Data records
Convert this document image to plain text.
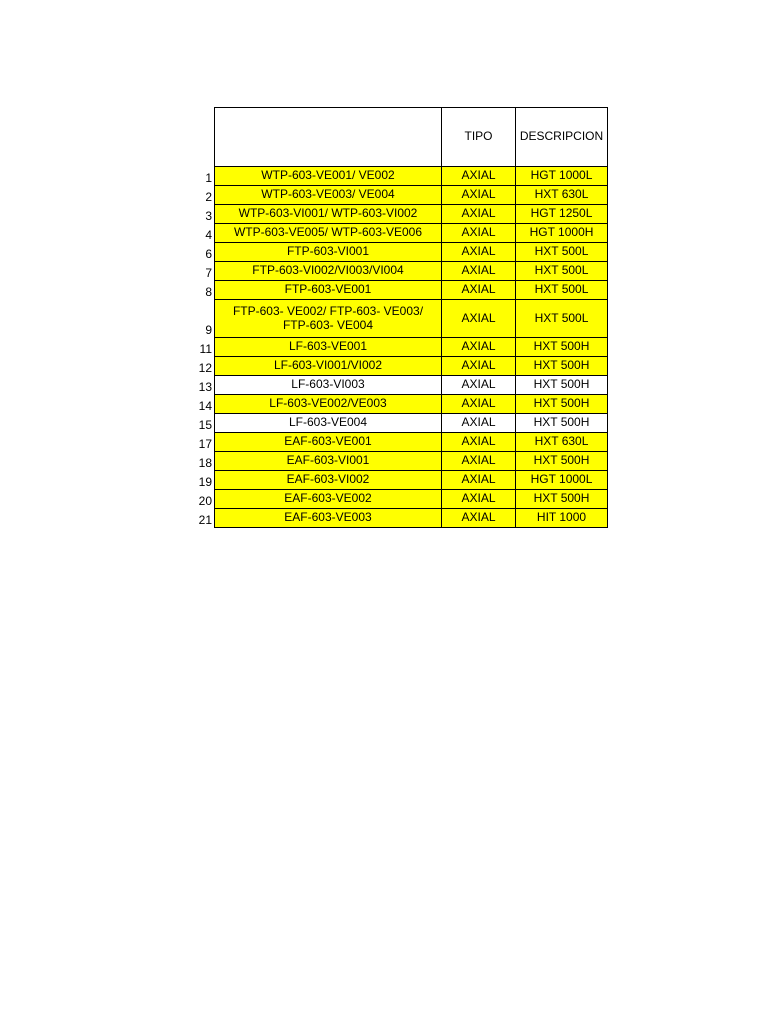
		TIPO	DESCRIPCION
1	WTP-603-VE001/ VE002	AXIAL	HGT 1000L
2	WTP-603-VE003/ VE004	AXIAL	HXT 630L
3	WTP-603-VI001/ WTP-603-VI002	AXIAL	HGT 1250L
4	WTP-603-VE005/ WTP-603-VE006	AXIAL	HGT 1000H
6	FTP-603-VI001	AXIAL	HXT 500L
7	FTP-603-VI002/VI003/VI004	AXIAL	HXT 500L
8	FTP-603-VE001	AXIAL	HXT 500L
9	FTP-603- VE002/ FTP-603- VE003/ FTP-603- VE004	AXIAL	HXT 500L
11	LF-603-VE001	AXIAL	HXT 500H
12	LF-603-VI001/VI002	AXIAL	HXT 500H
13	LF-603-VI003	AXIAL	HXT 500H
14	LF-603-VE002/VE003	AXIAL	HXT 500H
15	LF-603-VE004	AXIAL	HXT 500H
17	EAF-603-VE001	AXIAL	HXT 630L
18	EAF-603-VI001	AXIAL	HXT 500H
19	EAF-603-VI002	AXIAL	HGT 1000L
20	EAF-603-VE002	AXIAL	HXT 500H
21	EAF-603-VE003	AXIAL	HIT 1000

PROBLEM TO WORK ON »
Copy the records above exactly, leaving out every picture.

FINISHED TASK »
Convert this document image to plain text.
		TIPO	DESCRIPCION
1	WTP-603-VE001/ VE002	AXIAL	HGT 1000L
2	WTP-603-VE003/ VE004	AXIAL	HXT 630L
3	WTP-603-VI001/ WTP-603-VI002	AXIAL	HGT 1250L
4	WTP-603-VE005/ WTP-603-VE006	AXIAL	HGT 1000H
6	FTP-603-VI001	AXIAL	HXT 500L
7	FTP-603-VI002/VI003/VI004	AXIAL	HXT 500L
8	FTP-603-VE001	AXIAL	HXT 500L
9	FTP-603- VE002/ FTP-603- VE003/ FTP-603- VE004	AXIAL	HXT 500L
11	LF-603-VE001	AXIAL	HXT 500H
12	LF-603-VI001/VI002	AXIAL	HXT 500H
13	LF-603-VI003	AXIAL	HXT 500H
14	LF-603-VE002/VE003	AXIAL	HXT 500H
15	LF-603-VE004	AXIAL	HXT 500H
17	EAF-603-VE001	AXIAL	HXT 630L
18	EAF-603-VI001	AXIAL	HXT 500H
19	EAF-603-VI002	AXIAL	HGT 1000L
20	EAF-603-VE002	AXIAL	HXT 500H
21	EAF-603-VE003	AXIAL	HIT 1000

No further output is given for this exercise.